- [Job]:
Could you copy every one of the lines below word for word, omitting the picture?

[START Dataset content]

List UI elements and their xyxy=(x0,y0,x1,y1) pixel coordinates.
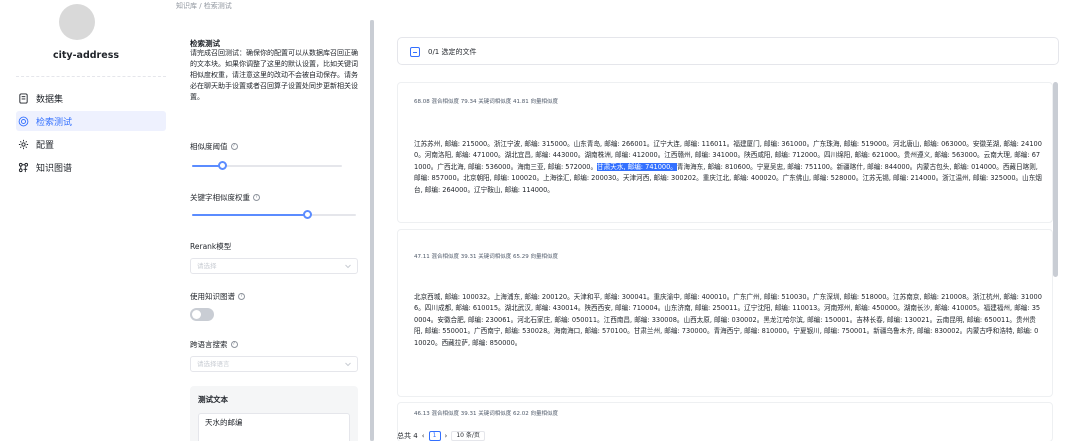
sidebar: city-address 数据集 检索测试 配置 知识图谱 xyxy=(0,0,172,441)
chevron-down-icon xyxy=(345,264,351,269)
similarity-scores: 47.11 混合相似度 39.31 关键词相似度 65.29 向量相似度 xyxy=(414,254,558,260)
result-card: 68.08 混合相似度 79.34 关键词相似度 41.81 向量相似度 江苏苏… xyxy=(397,82,1053,223)
document-icon xyxy=(17,92,29,104)
keyword-weight-label: 关键字相似度权重? xyxy=(190,192,260,203)
result-card: 47.11 混合相似度 39.31 关键词相似度 65.29 向量相似度 北京西… xyxy=(397,229,1053,397)
sidebar-divider xyxy=(16,76,166,77)
cross-lang-select[interactable]: 请选择语言 xyxy=(190,356,358,372)
target-icon xyxy=(17,115,29,127)
test-text-box: 测试文本 天水的邮编 xyxy=(190,386,358,441)
results-scrollbar[interactable] xyxy=(1053,82,1058,441)
toggle-knob xyxy=(192,310,201,319)
rerank-select[interactable]: 请选择 xyxy=(190,258,358,274)
similarity-threshold-label: 相似度阈值? xyxy=(190,141,238,152)
pagination: 总共 4 ‹ 1 › 10 条/页 xyxy=(397,431,485,441)
total-count: 总共 4 xyxy=(397,432,418,440)
prev-page-icon[interactable]: ‹ xyxy=(422,432,425,440)
sidebar-item-label: 知识图谱 xyxy=(36,163,73,174)
help-icon[interactable]: ? xyxy=(230,341,238,348)
help-icon[interactable]: ? xyxy=(238,293,245,300)
page-size-select[interactable]: 10 条/页 xyxy=(451,431,485,441)
sidebar-item-label: 数据集 xyxy=(36,94,64,105)
breadcrumb[interactable]: 知识库 / 检索测试 xyxy=(176,1,232,11)
scrollbar-thumb[interactable] xyxy=(1053,82,1058,277)
kb-name: city-address xyxy=(52,50,119,61)
retrieval-test-page: city-address 数据集 检索测试 配置 知识图谱 知识库 / 检索测试… xyxy=(0,0,1080,441)
gear-icon xyxy=(17,138,29,150)
retrieval-settings-panel: 检索测试 请完成召回测试：确保你的配置可以从数据库召回正确的文本块。如果你调整了… xyxy=(176,20,366,441)
graph-icon xyxy=(17,161,29,173)
test-text-input[interactable]: 天水的邮编 xyxy=(198,413,350,441)
scrollbar-thumb[interactable] xyxy=(370,20,374,441)
slider-track xyxy=(192,214,307,216)
keyword-weight-slider[interactable] xyxy=(192,210,356,220)
keyword-highlight: 甘肃天水, 邮编: 741000。 xyxy=(597,162,677,171)
sidebar-item-config[interactable]: 配置 xyxy=(16,134,166,154)
cross-lang-label: 跨语言搜索? xyxy=(190,339,238,350)
settings-scrollbar[interactable] xyxy=(370,20,374,441)
sidebar-item-retrieval-test[interactable]: 检索测试 xyxy=(16,111,166,131)
chunk-content: 江苏苏州, 邮编: 215000。浙江宁波, 邮编: 315000。山东青岛, … xyxy=(414,140,1042,194)
similarity-scores: 68.08 混合相似度 79.34 关键词相似度 41.81 向量相似度 xyxy=(414,99,558,105)
settings-description: 请完成召回测试：确保你的配置可以从数据库召回正确的文本块。如果你调整了这里的默认… xyxy=(190,49,358,101)
sidebar-item-dataset[interactable]: 数据集 xyxy=(16,88,166,108)
next-page-icon[interactable]: › xyxy=(445,432,448,440)
file-filter-text: 0/1 选定的文件 xyxy=(428,48,477,56)
select-all-checkbox[interactable] xyxy=(410,47,420,57)
chunk-content: 北京西城, 邮编: 100032。上海浦东, 邮编: 200120。天津和平, … xyxy=(414,293,1042,347)
result-list: 68.08 混合相似度 79.34 关键词相似度 41.81 向量相似度 江苏苏… xyxy=(397,82,1059,441)
knowledge-graph-toggle[interactable] xyxy=(190,308,214,321)
similarity-threshold-slider[interactable] xyxy=(192,161,342,171)
rerank-label: Rerank模型 xyxy=(190,242,232,251)
result-card: 46.13 混合相似度 39.31 关键词相似度 62.02 向量相似度 xyxy=(397,402,1053,441)
slider-handle[interactable] xyxy=(218,161,227,170)
page-button[interactable]: 1 xyxy=(428,431,441,441)
file-filter-bar[interactable]: 0/1 选定的文件 xyxy=(397,37,1059,65)
help-icon[interactable]: ? xyxy=(230,143,238,150)
results-panel: 0/1 选定的文件 68.08 混合相似度 79.34 关键词相似度 41.81… xyxy=(397,37,1059,441)
sidebar-item-knowledge-graph[interactable]: 知识图谱 xyxy=(16,157,166,177)
chevron-down-icon xyxy=(345,362,351,367)
test-text-label: 测试文本 xyxy=(198,395,228,404)
sidebar-item-label: 检索测试 xyxy=(36,117,73,128)
sidebar-nav: 数据集 检索测试 配置 知识图谱 xyxy=(16,88,166,180)
slider-handle[interactable] xyxy=(302,210,312,219)
help-icon[interactable]: ? xyxy=(253,194,260,201)
sidebar-item-label: 配置 xyxy=(36,140,55,151)
kb-avatar xyxy=(59,4,95,40)
similarity-scores: 46.13 混合相似度 39.31 关键词相似度 62.02 向量相似度 xyxy=(414,411,558,417)
knowledge-graph-label: 使用知识图谱? xyxy=(190,291,245,302)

[END Dataset content]

- [Result below]:
List UI elements and their xyxy=(x0,y0,x1,y1) pixel coordinates.
sidebar: city-address 数据集 检索测试 配置 知识图谱 xyxy=(0,0,172,441)
chevron-down-icon xyxy=(345,264,351,269)
similarity-scores: 47.11 混合相似度 39.31 关键词相似度 65.29 向量相似度 xyxy=(414,254,558,260)
result-card: 68.08 混合相似度 79.34 关键词相似度 41.81 向量相似度 江苏苏… xyxy=(397,82,1053,223)
document-icon xyxy=(17,92,29,104)
keyword-weight-label: 关键字相似度权重? xyxy=(190,192,260,203)
result-card: 47.11 混合相似度 39.31 关键词相似度 65.29 向量相似度 北京西… xyxy=(397,229,1053,397)
sidebar-divider xyxy=(16,76,166,77)
cross-lang-select[interactable]: 请选择语言 xyxy=(190,356,358,372)
target-icon xyxy=(17,115,29,127)
test-text-box: 测试文本 天水的邮编 xyxy=(190,386,358,441)
results-scrollbar[interactable] xyxy=(1053,82,1058,441)
toggle-knob xyxy=(192,310,201,319)
rerank-select[interactable]: 请选择 xyxy=(190,258,358,274)
similarity-threshold-label: 相似度阈值? xyxy=(190,141,238,152)
pagination: 总共 4 ‹ 1 › 10 条/页 xyxy=(397,431,485,441)
total-count: 总共 4 xyxy=(397,432,418,440)
prev-page-icon[interactable]: ‹ xyxy=(422,432,425,440)
sidebar-item-label: 知识图谱 xyxy=(36,163,73,174)
help-icon[interactable]: ? xyxy=(230,341,238,348)
help-icon[interactable]: ? xyxy=(238,293,245,300)
page-size-select[interactable]: 10 条/页 xyxy=(451,431,485,441)
sidebar-item-label: 数据集 xyxy=(36,94,64,105)
breadcrumb[interactable]: 知识库 / 检索测试 xyxy=(176,1,232,11)
scrollbar-thumb[interactable] xyxy=(1053,82,1058,277)
kb-name: city-address xyxy=(52,50,119,61)
retrieval-test-page: city-address 数据集 检索测试 配置 知识图谱 知识库 / 检索测试… xyxy=(0,0,1080,441)
gear-icon xyxy=(17,138,29,150)
retrieval-settings-panel: 检索测试 请完成召回测试：确保你的配置可以从数据库召回正确的文本块。如果你调整了… xyxy=(176,20,366,441)
graph-icon xyxy=(17,161,29,173)
test-text-input[interactable]: 天水的邮编 xyxy=(198,413,350,441)
scrollbar-thumb[interactable] xyxy=(370,20,374,441)
slider-track xyxy=(192,214,307,216)
keyword-weight-slider[interactable] xyxy=(192,210,356,220)
keyword-highlight: 甘肃天水, 邮编: 741000。 xyxy=(597,162,677,171)
sidebar-item-config[interactable]: 配置 xyxy=(16,134,166,154)
cross-lang-label: 跨语言搜索? xyxy=(190,339,238,350)
settings-scrollbar[interactable] xyxy=(370,20,374,441)
sidebar-item-retrieval-test[interactable]: 检索测试 xyxy=(16,111,166,131)
chunk-content: 江苏苏州, 邮编: 215000。浙江宁波, 邮编: 315000。山东青岛, … xyxy=(414,140,1042,194)
similarity-scores: 68.08 混合相似度 79.34 关键词相似度 41.81 向量相似度 xyxy=(414,99,558,105)
settings-description: 请完成召回测试：确保你的配置可以从数据库召回正确的文本块。如果你调整了这里的默认… xyxy=(190,49,358,101)
sidebar-item-dataset[interactable]: 数据集 xyxy=(16,88,166,108)
next-page-icon[interactable]: › xyxy=(445,432,448,440)
file-filter-text: 0/1 选定的文件 xyxy=(428,48,477,56)
select-all-checkbox[interactable] xyxy=(410,47,420,57)
chunk-content: 北京西城, 邮编: 100032。上海浦东, 邮编: 200120。天津和平, … xyxy=(414,293,1042,347)
result-list: 68.08 混合相似度 79.34 关键词相似度 41.81 向量相似度 江苏苏… xyxy=(397,82,1059,441)
knowledge-graph-toggle[interactable] xyxy=(190,308,214,321)
similarity-threshold-slider[interactable] xyxy=(192,161,342,171)
rerank-label: Rerank模型 xyxy=(190,242,232,251)
result-card: 46.13 混合相似度 39.31 关键词相似度 62.02 向量相似度 xyxy=(397,402,1053,441)
slider-handle[interactable] xyxy=(218,161,227,170)
page-button[interactable]: 1 xyxy=(428,431,441,441)
file-filter-bar[interactable]: 0/1 选定的文件 xyxy=(397,37,1059,65)
help-icon[interactable]: ? xyxy=(230,143,238,150)
results-panel: 0/1 选定的文件 68.08 混合相似度 79.34 关键词相似度 41.81… xyxy=(397,37,1059,441)
sidebar-item-knowledge-graph[interactable]: 知识图谱 xyxy=(16,157,166,177)
chevron-down-icon xyxy=(345,362,351,367)
test-text-label: 测试文本 xyxy=(198,395,228,404)
sidebar-item-label: 检索测试 xyxy=(36,117,73,128)
sidebar-nav: 数据集 检索测试 配置 知识图谱 xyxy=(16,88,166,180)
slider-handle[interactable] xyxy=(302,210,312,219)
help-icon[interactable]: ? xyxy=(253,194,260,201)
sidebar-item-label: 配置 xyxy=(36,140,55,151)
kb-avatar xyxy=(59,4,95,40)
similarity-scores: 46.13 混合相似度 39.31 关键词相似度 62.02 向量相似度 xyxy=(414,411,558,417)
knowledge-graph-label: 使用知识图谱? xyxy=(190,291,245,302)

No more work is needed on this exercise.